動物病院業界の中で1年で暇な時期が2月です。なのでブログを書いている時間もあります。暦上では立春ですが、北海道の場合は一番寒くなる月ですので、降雪や極寒なども要因の一つなのかもしれませんね。
そして、猫にとって、この時期に注意をしなければならないのが泌尿器に関わるトラブルです。
なぜ冬に猫の泌尿器トラブルが発生するのか、諸説あるようですが、もともと水をあまり飲まない猫がこの時期は更に水を飲まなくなるらしく、尿が濃縮されて結石が形成されやすくなるのだとか…。そして、寒いからトイレに行きたがらないとか、寒いのでよく寝ているから等など。とある統計データでは他の時期に比べると2倍近く泌尿器のトラブルが発症しやすいようです。
本州ではこの定義がかなり当てはまっていたのですが、北海道では少し事情が異なりまして、各々の家庭で異なるとは思いますが、真夏のような暖かさまでがんがんと暖房をたく事も多く、むしろ冬のほうが暑いといった状況なのですよね。戸建ての場合は、ほぼ全部屋暖房で温かいので猫ちゃんも寒さをあまり感じない状況のようです。
その為、むしろ乾燥するので逆にのどが渇いていつもより水を飲むような気もしていますし、実際に当院では猫の泌尿器系トラブルは冬のほうが少ないです。
泌尿器系トラブルの代表的なものが尿石症による膀胱炎、尿道閉塞による急性腎機能障害があります。
これらは尿が濃縮されることで尿中のミネラル成分が過飽和を起こして形成されます。排尿のたびに尿道や膀胱の粘膜が刺激され炎症を起こして腫れたり、砂粒状になった結石が尿道の一番狭い場所で流れずに詰まってしまうことで閉塞を起こしてしまったりします。
いわゆる下部尿路疾患と呼ばれるこの病気は、食事療法で予防が可能なため、一昔前よりはかなり少なくなりました。尿結石に配慮された食事も多くなりましたし、飼主さん側の知識の向上も寄与していると思われます。

■ 記録一覧:

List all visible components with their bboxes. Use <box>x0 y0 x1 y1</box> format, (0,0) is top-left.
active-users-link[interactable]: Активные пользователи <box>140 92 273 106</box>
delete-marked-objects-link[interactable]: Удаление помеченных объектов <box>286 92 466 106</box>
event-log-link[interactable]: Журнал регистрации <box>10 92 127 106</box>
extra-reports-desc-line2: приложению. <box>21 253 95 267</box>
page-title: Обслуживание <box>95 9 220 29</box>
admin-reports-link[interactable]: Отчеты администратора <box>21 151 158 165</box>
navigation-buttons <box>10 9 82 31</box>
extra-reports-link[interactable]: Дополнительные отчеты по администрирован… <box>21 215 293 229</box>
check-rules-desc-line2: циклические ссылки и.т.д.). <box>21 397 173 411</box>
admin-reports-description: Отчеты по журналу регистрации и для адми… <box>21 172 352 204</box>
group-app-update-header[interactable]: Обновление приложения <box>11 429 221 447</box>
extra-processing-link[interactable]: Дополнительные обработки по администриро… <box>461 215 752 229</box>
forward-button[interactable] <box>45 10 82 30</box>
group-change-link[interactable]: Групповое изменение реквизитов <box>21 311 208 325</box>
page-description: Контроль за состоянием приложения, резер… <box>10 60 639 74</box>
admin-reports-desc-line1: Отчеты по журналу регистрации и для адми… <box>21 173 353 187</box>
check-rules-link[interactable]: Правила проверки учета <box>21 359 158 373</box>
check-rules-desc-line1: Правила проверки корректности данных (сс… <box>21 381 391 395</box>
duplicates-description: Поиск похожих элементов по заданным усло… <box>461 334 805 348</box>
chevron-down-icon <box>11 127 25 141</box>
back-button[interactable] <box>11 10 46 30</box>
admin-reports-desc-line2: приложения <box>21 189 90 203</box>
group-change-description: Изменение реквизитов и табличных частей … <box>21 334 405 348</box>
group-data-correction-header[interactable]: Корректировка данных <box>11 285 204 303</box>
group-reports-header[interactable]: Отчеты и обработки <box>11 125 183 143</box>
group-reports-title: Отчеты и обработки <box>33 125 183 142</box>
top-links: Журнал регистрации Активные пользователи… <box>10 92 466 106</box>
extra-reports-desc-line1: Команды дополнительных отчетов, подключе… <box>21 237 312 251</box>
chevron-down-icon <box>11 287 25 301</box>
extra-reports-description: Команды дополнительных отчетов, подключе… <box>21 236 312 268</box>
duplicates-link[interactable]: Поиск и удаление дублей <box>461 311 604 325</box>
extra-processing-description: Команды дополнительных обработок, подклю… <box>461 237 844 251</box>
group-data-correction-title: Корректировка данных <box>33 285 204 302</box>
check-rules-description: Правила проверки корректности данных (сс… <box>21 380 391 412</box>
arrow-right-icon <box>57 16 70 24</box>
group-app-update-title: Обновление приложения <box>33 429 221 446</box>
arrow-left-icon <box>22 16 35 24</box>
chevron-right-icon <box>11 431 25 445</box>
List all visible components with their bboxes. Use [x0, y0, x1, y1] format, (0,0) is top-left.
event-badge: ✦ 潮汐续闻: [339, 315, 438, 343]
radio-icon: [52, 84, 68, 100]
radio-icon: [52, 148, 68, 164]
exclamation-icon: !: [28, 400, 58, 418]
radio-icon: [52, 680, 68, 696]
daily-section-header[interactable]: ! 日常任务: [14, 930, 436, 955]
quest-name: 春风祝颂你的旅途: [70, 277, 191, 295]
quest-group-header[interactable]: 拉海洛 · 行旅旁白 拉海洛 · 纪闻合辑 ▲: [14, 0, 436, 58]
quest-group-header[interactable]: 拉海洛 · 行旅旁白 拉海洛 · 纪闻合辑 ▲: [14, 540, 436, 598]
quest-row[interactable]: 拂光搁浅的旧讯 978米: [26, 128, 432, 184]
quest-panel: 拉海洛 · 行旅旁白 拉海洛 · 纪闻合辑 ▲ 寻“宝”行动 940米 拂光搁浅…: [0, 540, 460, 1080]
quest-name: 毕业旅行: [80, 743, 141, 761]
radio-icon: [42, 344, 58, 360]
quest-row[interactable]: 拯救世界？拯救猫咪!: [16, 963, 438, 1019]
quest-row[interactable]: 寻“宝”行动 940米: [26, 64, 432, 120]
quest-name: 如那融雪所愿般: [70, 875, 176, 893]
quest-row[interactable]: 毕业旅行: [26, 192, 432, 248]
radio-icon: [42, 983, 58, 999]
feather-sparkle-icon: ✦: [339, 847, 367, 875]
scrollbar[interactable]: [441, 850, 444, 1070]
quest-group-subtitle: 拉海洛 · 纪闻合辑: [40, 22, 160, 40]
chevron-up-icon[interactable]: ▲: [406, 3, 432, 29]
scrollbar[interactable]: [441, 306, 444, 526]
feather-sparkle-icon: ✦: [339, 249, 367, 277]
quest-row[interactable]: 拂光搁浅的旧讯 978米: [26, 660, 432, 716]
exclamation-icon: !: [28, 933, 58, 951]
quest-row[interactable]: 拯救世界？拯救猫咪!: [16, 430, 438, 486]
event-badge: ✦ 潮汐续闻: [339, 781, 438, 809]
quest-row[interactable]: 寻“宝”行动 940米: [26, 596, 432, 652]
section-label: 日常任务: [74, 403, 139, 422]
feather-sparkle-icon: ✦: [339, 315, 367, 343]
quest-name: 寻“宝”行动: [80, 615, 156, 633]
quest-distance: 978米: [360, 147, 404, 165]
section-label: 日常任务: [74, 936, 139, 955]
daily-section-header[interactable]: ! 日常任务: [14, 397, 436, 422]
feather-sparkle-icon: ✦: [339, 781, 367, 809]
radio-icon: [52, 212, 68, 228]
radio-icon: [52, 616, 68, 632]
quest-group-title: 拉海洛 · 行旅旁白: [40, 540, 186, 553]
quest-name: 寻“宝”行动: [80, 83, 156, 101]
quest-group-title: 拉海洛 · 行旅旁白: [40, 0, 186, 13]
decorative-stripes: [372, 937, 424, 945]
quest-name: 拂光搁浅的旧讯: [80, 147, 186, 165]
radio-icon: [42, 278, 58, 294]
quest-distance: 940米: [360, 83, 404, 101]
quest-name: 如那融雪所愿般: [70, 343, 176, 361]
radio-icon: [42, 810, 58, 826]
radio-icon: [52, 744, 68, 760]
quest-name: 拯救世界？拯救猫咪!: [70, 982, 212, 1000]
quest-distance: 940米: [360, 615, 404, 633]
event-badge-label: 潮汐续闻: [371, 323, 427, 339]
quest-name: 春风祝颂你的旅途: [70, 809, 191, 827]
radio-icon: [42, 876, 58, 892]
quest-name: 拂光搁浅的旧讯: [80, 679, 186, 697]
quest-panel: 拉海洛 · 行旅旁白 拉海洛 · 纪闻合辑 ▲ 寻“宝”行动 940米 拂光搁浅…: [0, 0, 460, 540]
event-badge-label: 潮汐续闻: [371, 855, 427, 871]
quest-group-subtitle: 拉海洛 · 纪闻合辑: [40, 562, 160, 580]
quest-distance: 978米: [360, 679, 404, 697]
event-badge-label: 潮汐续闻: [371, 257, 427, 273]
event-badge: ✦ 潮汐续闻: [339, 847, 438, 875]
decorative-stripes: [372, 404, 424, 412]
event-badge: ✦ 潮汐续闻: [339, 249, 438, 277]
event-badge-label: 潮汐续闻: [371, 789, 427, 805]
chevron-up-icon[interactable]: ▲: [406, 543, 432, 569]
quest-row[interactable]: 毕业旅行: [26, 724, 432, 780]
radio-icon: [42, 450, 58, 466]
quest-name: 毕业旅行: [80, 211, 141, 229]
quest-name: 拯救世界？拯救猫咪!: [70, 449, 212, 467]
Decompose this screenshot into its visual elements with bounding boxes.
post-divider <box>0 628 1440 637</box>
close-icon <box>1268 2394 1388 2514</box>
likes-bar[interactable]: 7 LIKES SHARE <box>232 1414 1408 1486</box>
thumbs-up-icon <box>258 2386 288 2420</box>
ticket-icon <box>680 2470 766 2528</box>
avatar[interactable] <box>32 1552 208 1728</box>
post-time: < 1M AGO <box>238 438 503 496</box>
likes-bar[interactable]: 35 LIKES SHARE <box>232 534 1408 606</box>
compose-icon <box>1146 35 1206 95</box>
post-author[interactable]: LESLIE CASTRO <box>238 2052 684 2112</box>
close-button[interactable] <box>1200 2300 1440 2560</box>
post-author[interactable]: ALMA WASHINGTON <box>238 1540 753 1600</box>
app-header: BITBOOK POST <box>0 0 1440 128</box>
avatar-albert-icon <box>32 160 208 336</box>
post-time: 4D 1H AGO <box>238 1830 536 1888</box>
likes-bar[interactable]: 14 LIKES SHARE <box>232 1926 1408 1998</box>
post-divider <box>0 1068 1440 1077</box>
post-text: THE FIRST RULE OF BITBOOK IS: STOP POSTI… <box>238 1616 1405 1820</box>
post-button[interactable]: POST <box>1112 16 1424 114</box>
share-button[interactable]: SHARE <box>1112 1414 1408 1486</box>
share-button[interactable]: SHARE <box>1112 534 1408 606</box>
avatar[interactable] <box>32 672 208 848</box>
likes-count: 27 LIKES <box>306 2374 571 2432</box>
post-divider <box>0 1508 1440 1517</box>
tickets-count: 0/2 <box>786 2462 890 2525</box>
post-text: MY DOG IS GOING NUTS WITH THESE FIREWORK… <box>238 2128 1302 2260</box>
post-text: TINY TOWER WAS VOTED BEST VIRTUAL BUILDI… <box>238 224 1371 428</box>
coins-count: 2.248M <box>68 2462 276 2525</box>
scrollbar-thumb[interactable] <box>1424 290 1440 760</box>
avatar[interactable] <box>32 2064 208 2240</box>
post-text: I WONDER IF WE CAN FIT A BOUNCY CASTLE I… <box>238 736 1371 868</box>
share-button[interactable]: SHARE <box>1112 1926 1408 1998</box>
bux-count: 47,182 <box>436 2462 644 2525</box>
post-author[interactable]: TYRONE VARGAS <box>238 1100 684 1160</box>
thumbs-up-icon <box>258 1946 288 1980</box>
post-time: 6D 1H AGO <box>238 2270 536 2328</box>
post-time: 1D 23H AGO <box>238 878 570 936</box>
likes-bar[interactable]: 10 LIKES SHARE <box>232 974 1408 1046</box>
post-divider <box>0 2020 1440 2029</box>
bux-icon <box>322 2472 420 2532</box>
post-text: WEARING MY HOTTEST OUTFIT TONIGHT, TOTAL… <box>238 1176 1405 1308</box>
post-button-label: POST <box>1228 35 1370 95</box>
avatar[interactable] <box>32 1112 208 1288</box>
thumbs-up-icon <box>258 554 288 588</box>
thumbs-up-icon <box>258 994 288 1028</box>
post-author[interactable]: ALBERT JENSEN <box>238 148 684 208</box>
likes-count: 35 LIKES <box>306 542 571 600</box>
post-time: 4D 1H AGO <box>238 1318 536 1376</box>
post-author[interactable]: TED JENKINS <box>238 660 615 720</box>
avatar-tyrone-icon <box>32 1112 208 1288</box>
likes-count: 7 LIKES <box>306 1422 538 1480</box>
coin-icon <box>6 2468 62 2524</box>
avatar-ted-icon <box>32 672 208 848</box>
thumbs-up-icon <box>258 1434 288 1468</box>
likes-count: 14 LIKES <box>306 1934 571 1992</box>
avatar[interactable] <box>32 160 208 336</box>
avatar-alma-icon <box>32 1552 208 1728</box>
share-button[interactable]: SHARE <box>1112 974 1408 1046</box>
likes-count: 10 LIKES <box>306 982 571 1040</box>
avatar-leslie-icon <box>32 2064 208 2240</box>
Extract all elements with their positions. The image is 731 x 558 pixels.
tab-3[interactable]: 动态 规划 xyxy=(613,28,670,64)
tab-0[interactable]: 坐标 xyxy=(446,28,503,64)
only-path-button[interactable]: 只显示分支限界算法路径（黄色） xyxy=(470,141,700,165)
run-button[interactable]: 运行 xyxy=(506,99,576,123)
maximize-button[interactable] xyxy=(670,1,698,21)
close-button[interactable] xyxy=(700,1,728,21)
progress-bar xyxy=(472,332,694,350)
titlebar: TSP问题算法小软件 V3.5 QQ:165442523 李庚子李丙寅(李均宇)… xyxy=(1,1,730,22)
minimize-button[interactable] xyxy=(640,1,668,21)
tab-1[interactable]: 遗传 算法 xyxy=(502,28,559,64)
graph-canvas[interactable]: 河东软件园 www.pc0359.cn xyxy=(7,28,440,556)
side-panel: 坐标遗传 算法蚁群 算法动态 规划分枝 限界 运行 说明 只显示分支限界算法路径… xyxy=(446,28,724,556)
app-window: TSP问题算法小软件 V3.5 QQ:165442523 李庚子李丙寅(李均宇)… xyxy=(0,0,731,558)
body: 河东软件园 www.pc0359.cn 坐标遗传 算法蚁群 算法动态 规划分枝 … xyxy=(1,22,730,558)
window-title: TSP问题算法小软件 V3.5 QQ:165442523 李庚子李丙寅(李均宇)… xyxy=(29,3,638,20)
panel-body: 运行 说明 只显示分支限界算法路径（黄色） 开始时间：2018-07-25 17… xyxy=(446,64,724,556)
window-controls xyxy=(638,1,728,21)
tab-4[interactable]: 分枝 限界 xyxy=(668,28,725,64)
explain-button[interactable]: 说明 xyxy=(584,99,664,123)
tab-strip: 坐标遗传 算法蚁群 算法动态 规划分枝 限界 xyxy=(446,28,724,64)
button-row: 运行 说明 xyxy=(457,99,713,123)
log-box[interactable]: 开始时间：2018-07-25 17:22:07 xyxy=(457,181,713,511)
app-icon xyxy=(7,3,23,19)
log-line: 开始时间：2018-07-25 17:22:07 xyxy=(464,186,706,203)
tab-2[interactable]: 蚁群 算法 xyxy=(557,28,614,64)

■ 取り組む課題:
[1] 猫の泌尿器トラブルについての本文によると、北海道の当院で冬に猫の泌尿器系トラブルが少ないのはなぜか。1～3文で説明せよ。
[2] 猫の泌尿器トラブルについての本文を、最後の文の後から書き継げ。

■ 解いた課題:
[1] 北海道では冬に真夏のような暖かさまで暖房をたくことが多く、戸建てではほぼ全部屋が温かいので、猫は寒さをあまり感じない。さらに室内が乾燥するため、のどが渇いていつもより水を飲むように思われる。そのため、水を飲まなくなって尿が濃縮されるという冬の要因が当てはまりにくい。

[2]
そして、下部尿路系の疾患が少なくなってきたかな?と思いきや、今度は尿管結石、または非結石性の狭窄や尿管閉塞による水腎症が増えてきた気がします。
尿というのは腎臓で作られ、腎盂を経由し尿管に入ります。そして尿管から膀胱に尿が蓄積され、排尿により尿道を経由し体外へ排出されます。下部尿路疾患は膀胱から尿道を経由し、そとへ出る経路で起きる病気です。
尿管閉塞による水腎症は、腎臓から腎盂を通って尿管に入り、そして蠕動運動により膀胱へ運ばれる経路の途中で起きる疾患です。
次の画像は、人の水腎症に関する情報サイトからの引用ですが、尿管結石による水腎症を的確に示した画像です。
yo-tsu.org(水腎症)より画像引用
猫の尿管、その直径は1mm、そして内径は0.4~0.6mmと非常に極細な管なのです。その為、1mmにも満たない微小な結石であっても閉塞を起こしたり、それらが流れた後に粘膜の炎症が起きて狭窄が起きたりします。
尿管閉塞を起こすと尿が膀胱へ流れないため、腎盂にたまり近位尿管および腎盂が拡張します。そして、逆行性に老廃物が血流に流れてしまうため、高窒素血症になります。
下の写真は片側性の尿管閉塞を起こし腎盂が拡張した腎臓(左側)と正常腎臓(右側)の超音波画像です。
片側性の場合だと多くは無症状で、一過性の嘔吐や軽度の食欲不振、元気がない等の症状を示す個体もいます。水腎症は、左の画像がより進行した状態となります。そして、万が一、両側が閉塞してしまった場合は、数日以内に尿毒症に陥り絶命してしまいます。
検査の方法は、腹部レントゲン検査と腹部超音波検査です。血液検査にてBUN・Cre等の数値も確認します。
結石がない状態でも尿管閉塞を起こす(軟性栓子、炎症による狭窄、周辺組織からの拘縮や圧迫など)ので、しっかりとした検査(毛刈り含)が必要です。その際は超音波検査にて腎臓・膀胱間をチェックし、閉塞・狭窄部位はどこかなどを確認します(消化管の影響で見えないこともしばしばしあります)。
画像検査の前に、水腎症になっている場合は腎臓が腫れている為、腎臓の触診で痛みを伴う事があるので、まずは身体検査をします。
治療は、基本的には外科的介入により閉塞物の摘出を行い再開通を目指します。ただし、手術はかなり大変です。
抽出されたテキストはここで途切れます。